Output all the material that follows, exactly as given.

Begin MATERIAL FOR THIS EXERCISE

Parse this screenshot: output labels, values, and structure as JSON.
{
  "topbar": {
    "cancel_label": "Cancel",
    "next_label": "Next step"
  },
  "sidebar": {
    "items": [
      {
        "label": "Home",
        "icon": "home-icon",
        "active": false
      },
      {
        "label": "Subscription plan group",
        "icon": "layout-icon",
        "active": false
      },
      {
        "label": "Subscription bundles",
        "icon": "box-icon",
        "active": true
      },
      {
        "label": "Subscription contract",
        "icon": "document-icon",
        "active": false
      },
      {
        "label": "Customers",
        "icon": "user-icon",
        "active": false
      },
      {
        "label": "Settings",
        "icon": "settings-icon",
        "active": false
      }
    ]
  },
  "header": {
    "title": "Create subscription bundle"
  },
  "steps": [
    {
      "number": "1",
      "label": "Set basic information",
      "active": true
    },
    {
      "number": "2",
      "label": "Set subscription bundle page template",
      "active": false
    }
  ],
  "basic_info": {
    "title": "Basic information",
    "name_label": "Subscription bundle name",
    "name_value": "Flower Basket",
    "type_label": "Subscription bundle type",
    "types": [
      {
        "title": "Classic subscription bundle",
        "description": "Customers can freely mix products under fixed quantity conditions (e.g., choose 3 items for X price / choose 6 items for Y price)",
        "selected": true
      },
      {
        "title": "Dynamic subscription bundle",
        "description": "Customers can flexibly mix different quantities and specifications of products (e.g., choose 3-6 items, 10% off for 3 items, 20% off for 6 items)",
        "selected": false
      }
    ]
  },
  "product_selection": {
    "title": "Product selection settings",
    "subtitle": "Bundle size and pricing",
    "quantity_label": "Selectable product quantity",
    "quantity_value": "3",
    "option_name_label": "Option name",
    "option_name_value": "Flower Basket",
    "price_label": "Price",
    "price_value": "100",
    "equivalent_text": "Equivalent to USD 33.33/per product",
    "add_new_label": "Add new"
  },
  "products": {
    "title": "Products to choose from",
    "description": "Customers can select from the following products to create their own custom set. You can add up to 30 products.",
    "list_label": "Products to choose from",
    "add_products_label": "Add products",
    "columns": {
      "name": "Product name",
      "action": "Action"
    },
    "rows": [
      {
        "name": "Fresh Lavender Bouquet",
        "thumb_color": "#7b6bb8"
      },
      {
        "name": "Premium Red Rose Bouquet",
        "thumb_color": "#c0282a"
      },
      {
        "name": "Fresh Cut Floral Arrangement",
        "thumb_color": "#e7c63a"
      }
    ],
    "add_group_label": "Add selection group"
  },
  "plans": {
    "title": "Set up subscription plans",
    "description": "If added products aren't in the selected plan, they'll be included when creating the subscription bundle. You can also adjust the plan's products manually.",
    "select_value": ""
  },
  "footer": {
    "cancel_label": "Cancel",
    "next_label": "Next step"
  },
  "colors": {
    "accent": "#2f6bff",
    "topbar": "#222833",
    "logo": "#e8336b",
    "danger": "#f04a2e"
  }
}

End MATERIAL FOR THIS EXERCISE

EXPECTED OUTPUT:
Parse this screenshot: output labels, values, and structure as JSON.
{
  "topbar": {
    "cancel_label": "Cancel",
    "next_label": "Next step"
  },
  "sidebar": {
    "items": [
      {
        "label": "Home",
        "icon": "home-icon",
        "active": false
      },
      {
        "label": "Subscription plan group",
        "icon": "layout-icon",
        "active": false
      },
      {
        "label": "Subscription bundles",
        "icon": "box-icon",
        "active": true
      },
      {
        "label": "Subscription contract",
        "icon": "document-icon",
        "active": false
      },
      {
        "label": "Customers",
        "icon": "user-icon",
        "active": false
      },
      {
        "label": "Settings",
        "icon": "settings-icon",
        "active": false
      }
    ]
  },
  "header": {
    "title": "Create subscription bundle"
  },
  "steps": [
    {
      "number": "1",
      "label": "Set basic information",
      "active": true
    },
    {
      "number": "2",
      "label": "Set subscription bundle page template",
      "active": false
    }
  ],
  "basic_info": {
    "title": "Basic information",
    "name_label": "Subscription bundle name",
    "name_value": "Flower Basket",
    "type_label": "Subscription bundle type",
    "types": [
      {
        "title": "Classic subscription bundle",
        "description": "Customers can freely mix products under fixed quantity conditions (e.g., choose 3 items for X price / choose 6 items for Y price)",
        "selected": true
      },
      {
        "title": "Dynamic subscription bundle",
        "description": "Customers can flexibly mix different quantities and specifications of products (e.g., choose 3-6 items, 10% off for 3 items, 20% off for 6 items)",
        "selected": false
      }
    ]
  },
  "product_selection": {
    "title": "Product selection settings",
    "subtitle": "Bundle size and pricing",
    "quantity_label": "Selectable product quantity",
    "quantity_value": "3",
    "option_name_label": "Option name",
    "option_name_value": "Flower Basket",
    "price_label": "Price",
    "price_value": "100",
    "equivalent_text": "Equivalent to USD 33.33/per product",
    "add_new_label": "Add new"
  },
  "products": {
    "title": "Products to choose from",
    "description": "Customers can select from the following products to create their own custom set. You can add up to 30 products.",
    "list_label": "Products to choose from",
    "add_products_label": "Add products",
    "columns": {
      "name": "Product name",
      "action": "Action"
    },
    "rows": [
      {
        "name": "Fresh Lavender Bouquet",
        "thumb_color": "#7b6bb8"
      },
      {
        "name": "Premium Red Rose Bouquet",
        "thumb_color": "#c0282a"
      },
      {
        "name": "Fresh Cut Floral Arrangement",
        "thumb_color": "#e7c63a"
      }
    ],
    "add_group_label": "Add selection group"
  },
  "plans": {
    "title": "Set up subscription plans",
    "description": "If added products aren't in the selected plan, they'll be included when creating the subscription bundle. You can also adjust the plan's products manually.",
    "select_value": ""
  },
  "footer": {
    "cancel_label": "Cancel",
    "next_label": "Next step"
  },
  "colors": {
    "accent": "#2f6bff",
    "topbar": "#222833",
    "logo": "#e8336b",
    "danger": "#f04a2e"
  }
}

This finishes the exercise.